Extrait du document:

▬▬▬▬▬▬

Un texte modeste adopté après deux semaines de négociations
Les délégations réunies en Amazonie brésilienne ont adopté samedi la principale décision de la conférence sur le climat des Nations unies (COP30), sans inclure la feuille de route pour sortir des énergies fossiles réclamée par l’Union européenne et ses alliés.
Après deux semaines de pourparlers avec près de 200 pays et une ultime nuit à Belem, les participants ont approuvé un texte modeste élaboré par la présidence brésilienne du sommet, saluant l’accord de Paris et les efforts de coopération climatique.
« Au moins, il nous emmène dans la bonne direction », a commenté un participant après une nuit de discussions et une coordination avec les Vingt-sept.
Un appel à l’action volontaire sans sortie explicite des fossiles
Le document appelle à accélérer l’action, mais uniquement sur une base volontaire, et ne mentionne pas explicitement la sortie des énergies fossiles, s’appuyant sur le consensus rappelé par la COP28 à Dubaï sans employer les mots exacts.

▬▬▬▬▬▬

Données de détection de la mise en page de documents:
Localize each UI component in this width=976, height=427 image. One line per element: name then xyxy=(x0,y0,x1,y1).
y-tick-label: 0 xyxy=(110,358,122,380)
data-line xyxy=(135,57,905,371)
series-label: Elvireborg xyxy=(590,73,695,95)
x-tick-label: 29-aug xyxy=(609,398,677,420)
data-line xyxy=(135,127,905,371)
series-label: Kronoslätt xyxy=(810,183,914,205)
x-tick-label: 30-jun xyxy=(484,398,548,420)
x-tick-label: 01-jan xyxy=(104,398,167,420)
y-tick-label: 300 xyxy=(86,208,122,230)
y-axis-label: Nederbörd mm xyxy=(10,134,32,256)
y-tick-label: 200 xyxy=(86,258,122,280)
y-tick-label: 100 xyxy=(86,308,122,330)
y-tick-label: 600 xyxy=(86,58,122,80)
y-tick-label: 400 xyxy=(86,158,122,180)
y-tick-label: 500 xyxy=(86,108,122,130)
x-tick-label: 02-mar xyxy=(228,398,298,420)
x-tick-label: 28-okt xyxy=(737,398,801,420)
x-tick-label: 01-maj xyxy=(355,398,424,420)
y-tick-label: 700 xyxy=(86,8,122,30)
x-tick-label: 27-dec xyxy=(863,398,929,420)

▬▬▬▬▬▬

Exercices à réaliser:
- 1) Répondez aux questions suivantes d'après l'extrait sur la COP30 :
(a) Combien de semaines les pourparlers ont-ils duré ?
(b) Qui a élaboré le texte approuvé par les participants ?
(c) Quelle conférence est citée pour avoir rappelé le consensus sur lequel s'appuie le document ?
- 2) Reproduisez fidèlement le passage de l'extrait sur la COP30 qui commence par « Un texte modeste adopté » et se poursuit jusqu'à « avec les Vingt-sept. ».
- 3) Relevez tous les noms de lieux géographiques que contient l'extrait sur la COP30, sans compter celui qui figure dans le nom de l'accord de Paris.

Solutions des exercices:
- 1)
(a) Deux semaines.
(b) La présidence brésilienne du sommet.
(c) La COP28 à Dubaï.

- 2)
Un texte modeste adopté après deux semaines de négociations
Les délégations réunies en Amazonie brésilienne ont adopté samedi la principale décision de la conférence sur le climat des Nations unies (COP30), sans inclure la feuille de route pour sortir des énergies fossiles réclamée par l’Union européenne et ses alliés.
Après deux semaines de pourparlers avec près de 200 pays et une ultime nuit à Belem, les participants ont approuvé un texte modeste élaboré par la présidence brésilienne du sommet, saluant l’accord de Paris et les efforts de coopération climatique.
« Au moins, il nous emmène dans la bonne direction », a commenté un participant après une nuit de discussions et une coordination avec les Vingt-sept.

- 3) Amazonie brésilienne, Belem, Dubaï